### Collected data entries
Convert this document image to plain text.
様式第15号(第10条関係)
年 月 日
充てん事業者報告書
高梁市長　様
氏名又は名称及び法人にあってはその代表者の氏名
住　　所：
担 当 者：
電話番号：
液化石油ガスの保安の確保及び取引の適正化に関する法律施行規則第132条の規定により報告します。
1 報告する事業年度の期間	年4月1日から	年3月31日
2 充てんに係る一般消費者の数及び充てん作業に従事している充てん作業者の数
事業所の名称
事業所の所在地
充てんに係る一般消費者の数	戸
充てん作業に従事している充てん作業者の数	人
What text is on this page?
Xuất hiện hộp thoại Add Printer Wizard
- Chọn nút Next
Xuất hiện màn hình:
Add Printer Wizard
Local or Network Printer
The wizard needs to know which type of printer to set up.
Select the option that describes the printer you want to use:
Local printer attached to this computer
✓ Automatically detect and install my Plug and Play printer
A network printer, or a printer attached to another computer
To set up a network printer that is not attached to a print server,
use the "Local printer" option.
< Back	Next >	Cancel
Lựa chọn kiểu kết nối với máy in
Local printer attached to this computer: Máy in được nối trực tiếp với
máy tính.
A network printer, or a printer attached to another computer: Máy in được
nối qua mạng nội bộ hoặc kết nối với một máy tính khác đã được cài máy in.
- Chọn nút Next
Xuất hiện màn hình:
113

### SET TASK
Your task is to retype all of the records exactly.

### OUTPUT OF THE TASK
Convert this document image to plain text.
様式第15号(第10条関係)
年 月 日
充てん事業者報告書
高梁市長　様
氏名又は名称及び法人にあってはその代表者の氏名
住　　所：
担 当 者：
電話番号：
液化石油ガスの保安の確保及び取引の適正化に関する法律施行規則第132条の規定により報告します。
1 報告する事業年度の期間	年4月1日から	年3月31日
2 充てんに係る一般消費者の数及び充てん作業に従事している充てん作業者の数
事業所の名称
事業所の所在地
充てんに係る一般消費者の数	戸
充てん作業に従事している充てん作業者の数	人
What text is on this page?
Xuất hiện hộp thoại Add Printer Wizard
- Chọn nút Next
Xuất hiện màn hình:
Add Printer Wizard
Local or Network Printer
The wizard needs to know which type of printer to set up.
Select the option that describes the printer you want to use:
Local printer attached to this computer
✓ Automatically detect and install my Plug and Play printer
A network printer, or a printer attached to another computer
To set up a network printer that is not attached to a print server,
use the "Local printer" option.
< Back	Next >	Cancel
Lựa chọn kiểu kết nối với máy in
Local printer attached to this computer: Máy in được nối trực tiếp với
máy tính.
A network printer, or a printer attached to another computer: Máy in được
nối qua mạng nội bộ hoặc kết nối với một máy tính khác đã được cài máy in.
- Chọn nút Next
Xuất hiện màn hình:
113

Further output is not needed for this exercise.